(Data extracted from a collection)

————————

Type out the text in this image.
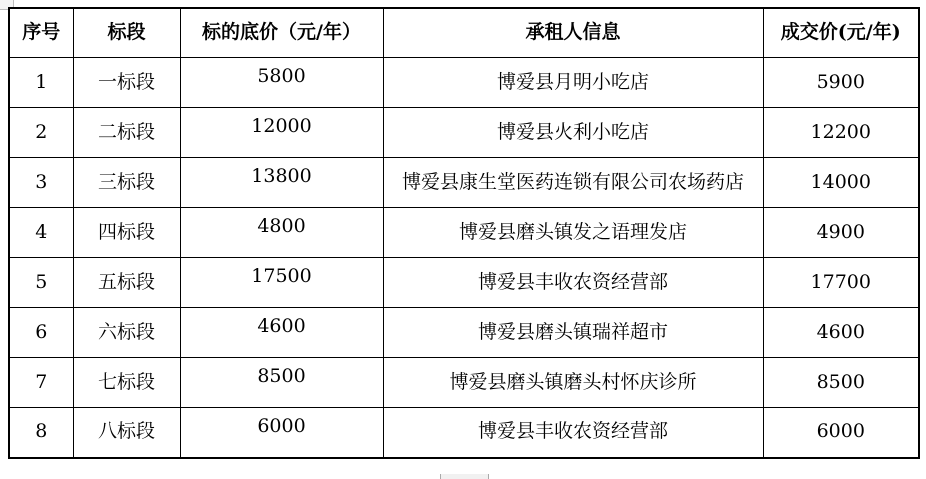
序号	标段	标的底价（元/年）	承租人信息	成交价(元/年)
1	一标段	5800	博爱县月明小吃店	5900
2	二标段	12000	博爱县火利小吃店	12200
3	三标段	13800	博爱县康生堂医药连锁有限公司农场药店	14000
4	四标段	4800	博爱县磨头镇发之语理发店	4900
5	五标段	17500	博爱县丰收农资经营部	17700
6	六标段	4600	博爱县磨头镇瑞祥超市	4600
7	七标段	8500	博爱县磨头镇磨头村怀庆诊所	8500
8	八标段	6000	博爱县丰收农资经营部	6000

————————

*PROBLEM STATEMENT*. Pictures are excluded; output everything else in the data verbatim.

*EXERCISE OUTPUT*.
Type out the text in this image.
序号	标段	标的底价（元/年）	承租人信息	成交价(元/年)
1	一标段	5800	博爱县月明小吃店	5900
2	二标段	12000	博爱县火利小吃店	12200
3	三标段	13800	博爱县康生堂医药连锁有限公司农场药店	14000
4	四标段	4800	博爱县磨头镇发之语理发店	4900
5	五标段	17500	博爱县丰收农资经营部	17700
6	六标段	4600	博爱县磨头镇瑞祥超市	4600
7	七标段	8500	博爱县磨头镇磨头村怀庆诊所	8500
8	八标段	6000	博爱县丰收农资经营部	6000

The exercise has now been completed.